### [Directions for this task]
Reproduce each of the lines word for word.

Source data:
#####

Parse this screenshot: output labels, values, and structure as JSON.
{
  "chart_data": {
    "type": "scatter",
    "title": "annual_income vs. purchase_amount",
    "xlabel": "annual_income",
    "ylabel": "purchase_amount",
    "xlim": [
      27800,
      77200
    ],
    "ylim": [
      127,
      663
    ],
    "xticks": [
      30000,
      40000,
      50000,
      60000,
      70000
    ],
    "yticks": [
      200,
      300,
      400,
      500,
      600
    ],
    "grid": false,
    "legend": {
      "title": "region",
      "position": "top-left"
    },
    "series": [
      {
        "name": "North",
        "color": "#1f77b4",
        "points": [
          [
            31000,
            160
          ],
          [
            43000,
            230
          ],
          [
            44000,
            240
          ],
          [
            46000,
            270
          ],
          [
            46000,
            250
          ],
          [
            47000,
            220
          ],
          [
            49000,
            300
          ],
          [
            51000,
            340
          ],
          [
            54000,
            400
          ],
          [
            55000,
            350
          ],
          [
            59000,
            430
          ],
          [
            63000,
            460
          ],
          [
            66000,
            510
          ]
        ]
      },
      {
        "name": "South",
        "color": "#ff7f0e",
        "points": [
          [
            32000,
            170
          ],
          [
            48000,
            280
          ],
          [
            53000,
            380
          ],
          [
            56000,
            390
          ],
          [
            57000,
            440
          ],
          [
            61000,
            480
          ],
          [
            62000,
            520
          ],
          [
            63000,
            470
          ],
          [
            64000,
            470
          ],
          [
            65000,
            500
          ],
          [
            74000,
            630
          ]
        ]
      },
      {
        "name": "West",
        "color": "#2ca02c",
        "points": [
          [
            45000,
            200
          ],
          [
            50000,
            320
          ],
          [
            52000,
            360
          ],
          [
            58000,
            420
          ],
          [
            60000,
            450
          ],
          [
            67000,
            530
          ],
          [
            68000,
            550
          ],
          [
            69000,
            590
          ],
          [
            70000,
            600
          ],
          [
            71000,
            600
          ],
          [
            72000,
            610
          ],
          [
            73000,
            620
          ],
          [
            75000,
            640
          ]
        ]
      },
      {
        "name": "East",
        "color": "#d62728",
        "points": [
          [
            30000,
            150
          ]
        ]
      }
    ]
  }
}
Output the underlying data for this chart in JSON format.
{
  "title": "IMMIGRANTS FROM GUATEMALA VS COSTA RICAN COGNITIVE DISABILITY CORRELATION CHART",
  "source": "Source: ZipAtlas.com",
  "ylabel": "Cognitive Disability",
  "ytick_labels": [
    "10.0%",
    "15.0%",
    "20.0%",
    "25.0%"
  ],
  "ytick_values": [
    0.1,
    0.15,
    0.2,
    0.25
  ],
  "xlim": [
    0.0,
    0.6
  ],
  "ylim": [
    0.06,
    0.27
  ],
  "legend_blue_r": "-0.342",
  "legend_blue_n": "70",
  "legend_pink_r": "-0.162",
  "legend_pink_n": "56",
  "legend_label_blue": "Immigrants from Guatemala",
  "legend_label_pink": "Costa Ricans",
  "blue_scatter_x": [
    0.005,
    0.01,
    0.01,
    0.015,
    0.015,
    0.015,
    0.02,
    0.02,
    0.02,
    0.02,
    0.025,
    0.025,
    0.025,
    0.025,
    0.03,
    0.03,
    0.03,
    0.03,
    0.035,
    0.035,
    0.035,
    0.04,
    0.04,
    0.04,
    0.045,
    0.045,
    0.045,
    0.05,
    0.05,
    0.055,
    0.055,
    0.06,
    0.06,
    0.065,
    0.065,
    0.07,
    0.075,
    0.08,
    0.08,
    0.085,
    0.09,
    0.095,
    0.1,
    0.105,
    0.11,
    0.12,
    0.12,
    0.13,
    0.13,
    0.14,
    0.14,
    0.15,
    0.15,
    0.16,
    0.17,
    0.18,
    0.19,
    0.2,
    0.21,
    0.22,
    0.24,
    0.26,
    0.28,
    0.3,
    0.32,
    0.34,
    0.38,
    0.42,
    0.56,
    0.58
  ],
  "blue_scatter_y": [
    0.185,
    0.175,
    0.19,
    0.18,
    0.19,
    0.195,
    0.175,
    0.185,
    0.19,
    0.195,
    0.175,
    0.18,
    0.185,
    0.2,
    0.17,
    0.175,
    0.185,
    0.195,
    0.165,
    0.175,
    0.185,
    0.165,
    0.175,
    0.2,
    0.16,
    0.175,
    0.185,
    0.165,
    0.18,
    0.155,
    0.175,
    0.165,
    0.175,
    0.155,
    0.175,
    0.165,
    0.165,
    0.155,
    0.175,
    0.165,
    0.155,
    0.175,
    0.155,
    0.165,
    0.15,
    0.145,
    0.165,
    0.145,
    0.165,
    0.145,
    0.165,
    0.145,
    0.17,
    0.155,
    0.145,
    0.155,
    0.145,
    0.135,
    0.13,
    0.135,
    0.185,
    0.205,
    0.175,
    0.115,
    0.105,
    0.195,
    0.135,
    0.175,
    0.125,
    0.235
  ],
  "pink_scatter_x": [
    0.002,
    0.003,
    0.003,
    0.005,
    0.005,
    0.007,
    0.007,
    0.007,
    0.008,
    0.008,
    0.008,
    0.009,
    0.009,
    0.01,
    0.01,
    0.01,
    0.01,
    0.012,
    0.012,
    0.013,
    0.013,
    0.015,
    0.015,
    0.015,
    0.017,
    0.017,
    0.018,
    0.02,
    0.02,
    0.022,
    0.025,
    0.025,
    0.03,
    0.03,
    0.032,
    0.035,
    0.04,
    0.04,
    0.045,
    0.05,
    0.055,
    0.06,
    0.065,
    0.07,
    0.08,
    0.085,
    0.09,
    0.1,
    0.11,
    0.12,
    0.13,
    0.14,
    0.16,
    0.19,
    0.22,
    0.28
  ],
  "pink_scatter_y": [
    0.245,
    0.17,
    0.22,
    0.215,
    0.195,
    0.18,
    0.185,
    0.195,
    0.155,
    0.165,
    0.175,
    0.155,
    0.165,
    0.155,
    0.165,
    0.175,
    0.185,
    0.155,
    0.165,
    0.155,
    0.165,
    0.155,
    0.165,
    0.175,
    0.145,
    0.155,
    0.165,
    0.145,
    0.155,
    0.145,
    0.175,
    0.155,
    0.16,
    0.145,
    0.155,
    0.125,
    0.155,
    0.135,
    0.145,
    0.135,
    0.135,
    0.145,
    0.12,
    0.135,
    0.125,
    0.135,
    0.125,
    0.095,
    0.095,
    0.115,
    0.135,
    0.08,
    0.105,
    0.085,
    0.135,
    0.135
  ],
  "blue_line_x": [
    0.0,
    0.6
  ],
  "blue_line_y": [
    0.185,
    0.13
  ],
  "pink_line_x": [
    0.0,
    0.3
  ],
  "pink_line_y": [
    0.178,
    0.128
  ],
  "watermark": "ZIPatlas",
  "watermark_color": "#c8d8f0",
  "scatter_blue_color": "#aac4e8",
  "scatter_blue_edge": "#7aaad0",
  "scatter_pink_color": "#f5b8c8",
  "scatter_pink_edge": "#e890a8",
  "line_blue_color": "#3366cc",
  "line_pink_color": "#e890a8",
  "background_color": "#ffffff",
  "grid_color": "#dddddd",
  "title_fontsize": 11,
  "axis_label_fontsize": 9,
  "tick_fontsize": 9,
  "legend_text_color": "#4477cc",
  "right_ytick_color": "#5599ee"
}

#####

### [Exercise response]
Parse this screenshot: output labels, values, and structure as JSON.
{
  "chart_data": {
    "type": "scatter",
    "title": "annual_income vs. purchase_amount",
    "xlabel": "annual_income",
    "ylabel": "purchase_amount",
    "xlim": [
      27800,
      77200
    ],
    "ylim": [
      127,
      663
    ],
    "xticks": [
      30000,
      40000,
      50000,
      60000,
      70000
    ],
    "yticks": [
      200,
      300,
      400,
      500,
      600
    ],
    "grid": false,
    "legend": {
      "title": "region",
      "position": "top-left"
    },
    "series": [
      {
        "name": "North",
        "color": "#1f77b4",
        "points": [
          [
            31000,
            160
          ],
          [
            43000,
            230
          ],
          [
            44000,
            240
          ],
          [
            46000,
            270
          ],
          [
            46000,
            250
          ],
          [
            47000,
            220
          ],
          [
            49000,
            300
          ],
          [
            51000,
            340
          ],
          [
            54000,
            400
          ],
          [
            55000,
            350
          ],
          [
            59000,
            430
          ],
          [
            63000,
            460
          ],
          [
            66000,
            510
          ]
        ]
      },
      {
        "name": "South",
        "color": "#ff7f0e",
        "points": [
          [
            32000,
            170
          ],
          [
            48000,
            280
          ],
          [
            53000,
            380
          ],
          [
            56000,
            390
          ],
          [
            57000,
            440
          ],
          [
            61000,
            480
          ],
          [
            62000,
            520
          ],
          [
            63000,
            470
          ],
          [
            64000,
            470
          ],
          [
            65000,
            500
          ],
          [
            74000,
            630
          ]
        ]
      },
      {
        "name": "West",
        "color": "#2ca02c",
        "points": [
          [
            45000,
            200
          ],
          [
            50000,
            320
          ],
          [
            52000,
            360
          ],
          [
            58000,
            420
          ],
          [
            60000,
            450
          ],
          [
            67000,
            530
          ],
          [
            68000,
            550
          ],
          [
            69000,
            590
          ],
          [
            70000,
            600
          ],
          [
            71000,
            600
          ],
          [
            72000,
            610
          ],
          [
            73000,
            620
          ],
          [
            75000,
            640
          ]
        ]
      },
      {
        "name": "East",
        "color": "#d62728",
        "points": [
          [
            30000,
            150
          ]
        ]
      }
    ]
  }
}
Output the underlying data for this chart in JSON format.
{
  "title": "IMMIGRANTS FROM GUATEMALA VS COSTA RICAN COGNITIVE DISABILITY CORRELATION CHART",
  "source": "Source: ZipAtlas.com",
  "ylabel": "Cognitive Disability",
  "ytick_labels": [
    "10.0%",
    "15.0%",
    "20.0%",
    "25.0%"
  ],
  "ytick_values": [
    0.1,
    0.15,
    0.2,
    0.25
  ],
  "xlim": [
    0.0,
    0.6
  ],
  "ylim": [
    0.06,
    0.27
  ],
  "legend_blue_r": "-0.342",
  "legend_blue_n": "70",
  "legend_pink_r": "-0.162",
  "legend_pink_n": "56",
  "legend_label_blue": "Immigrants from Guatemala",
  "legend_label_pink": "Costa Ricans",
  "blue_scatter_x": [
    0.005,
    0.01,
    0.01,
    0.015,
    0.015,
    0.015,
    0.02,
    0.02,
    0.02,
    0.02,
    0.025,
    0.025,
    0.025,
    0.025,
    0.03,
    0.03,
    0.03,
    0.03,
    0.035,
    0.035,
    0.035,
    0.04,
    0.04,
    0.04,
    0.045,
    0.045,
    0.045,
    0.05,
    0.05,
    0.055,
    0.055,
    0.06,
    0.06,
    0.065,
    0.065,
    0.07,
    0.075,
    0.08,
    0.08,
    0.085,
    0.09,
    0.095,
    0.1,
    0.105,
    0.11,
    0.12,
    0.12,
    0.13,
    0.13,
    0.14,
    0.14,
    0.15,
    0.15,
    0.16,
    0.17,
    0.18,
    0.19,
    0.2,
    0.21,
    0.22,
    0.24,
    0.26,
    0.28,
    0.3,
    0.32,
    0.34,
    0.38,
    0.42,
    0.56,
    0.58
  ],
  "blue_scatter_y": [
    0.185,
    0.175,
    0.19,
    0.18,
    0.19,
    0.195,
    0.175,
    0.185,
    0.19,
    0.195,
    0.175,
    0.18,
    0.185,
    0.2,
    0.17,
    0.175,
    0.185,
    0.195,
    0.165,
    0.175,
    0.185,
    0.165,
    0.175,
    0.2,
    0.16,
    0.175,
    0.185,
    0.165,
    0.18,
    0.155,
    0.175,
    0.165,
    0.175,
    0.155,
    0.175,
    0.165,
    0.165,
    0.155,
    0.175,
    0.165,
    0.155,
    0.175,
    0.155,
    0.165,
    0.15,
    0.145,
    0.165,
    0.145,
    0.165,
    0.145,
    0.165,
    0.145,
    0.17,
    0.155,
    0.145,
    0.155,
    0.145,
    0.135,
    0.13,
    0.135,
    0.185,
    0.205,
    0.175,
    0.115,
    0.105,
    0.195,
    0.135,
    0.175,
    0.125,
    0.235
  ],
  "pink_scatter_x": [
    0.002,
    0.003,
    0.003,
    0.005,
    0.005,
    0.007,
    0.007,
    0.007,
    0.008,
    0.008,
    0.008,
    0.009,
    0.009,
    0.01,
    0.01,
    0.01,
    0.01,
    0.012,
    0.012,
    0.013,
    0.013,
    0.015,
    0.015,
    0.015,
    0.017,
    0.017,
    0.018,
    0.02,
    0.02,
    0.022,
    0.025,
    0.025,
    0.03,
    0.03,
    0.032,
    0.035,
    0.04,
    0.04,
    0.045,
    0.05,
    0.055,
    0.06,
    0.065,
    0.07,
    0.08,
    0.085,
    0.09,
    0.1,
    0.11,
    0.12,
    0.13,
    0.14,
    0.16,
    0.19,
    0.22,
    0.28
  ],
  "pink_scatter_y": [
    0.245,
    0.17,
    0.22,
    0.215,
    0.195,
    0.18,
    0.185,
    0.195,
    0.155,
    0.165,
    0.175,
    0.155,
    0.165,
    0.155,
    0.165,
    0.175,
    0.185,
    0.155,
    0.165,
    0.155,
    0.165,
    0.155,
    0.165,
    0.175,
    0.145,
    0.155,
    0.165,
    0.145,
    0.155,
    0.145,
    0.175,
    0.155,
    0.16,
    0.145,
    0.155,
    0.125,
    0.155,
    0.135,
    0.145,
    0.135,
    0.135,
    0.145,
    0.12,
    0.135,
    0.125,
    0.135,
    0.125,
    0.095,
    0.095,
    0.115,
    0.135,
    0.08,
    0.105,
    0.085,
    0.135,
    0.135
  ],
  "blue_line_x": [
    0.0,
    0.6
  ],
  "blue_line_y": [
    0.185,
    0.13
  ],
  "pink_line_x": [
    0.0,
    0.3
  ],
  "pink_line_y": [
    0.178,
    0.128
  ],
  "watermark": "ZIPatlas",
  "watermark_color": "#c8d8f0",
  "scatter_blue_color": "#aac4e8",
  "scatter_blue_edge": "#7aaad0",
  "scatter_pink_color": "#f5b8c8",
  "scatter_pink_edge": "#e890a8",
  "line_blue_color": "#3366cc",
  "line_pink_color": "#e890a8",
  "background_color": "#ffffff",
  "grid_color": "#dddddd",
  "title_fontsize": 11,
  "axis_label_fontsize": 9,
  "tick_fontsize": 9,
  "legend_text_color": "#4477cc",
  "right_ytick_color": "#5599ee"
}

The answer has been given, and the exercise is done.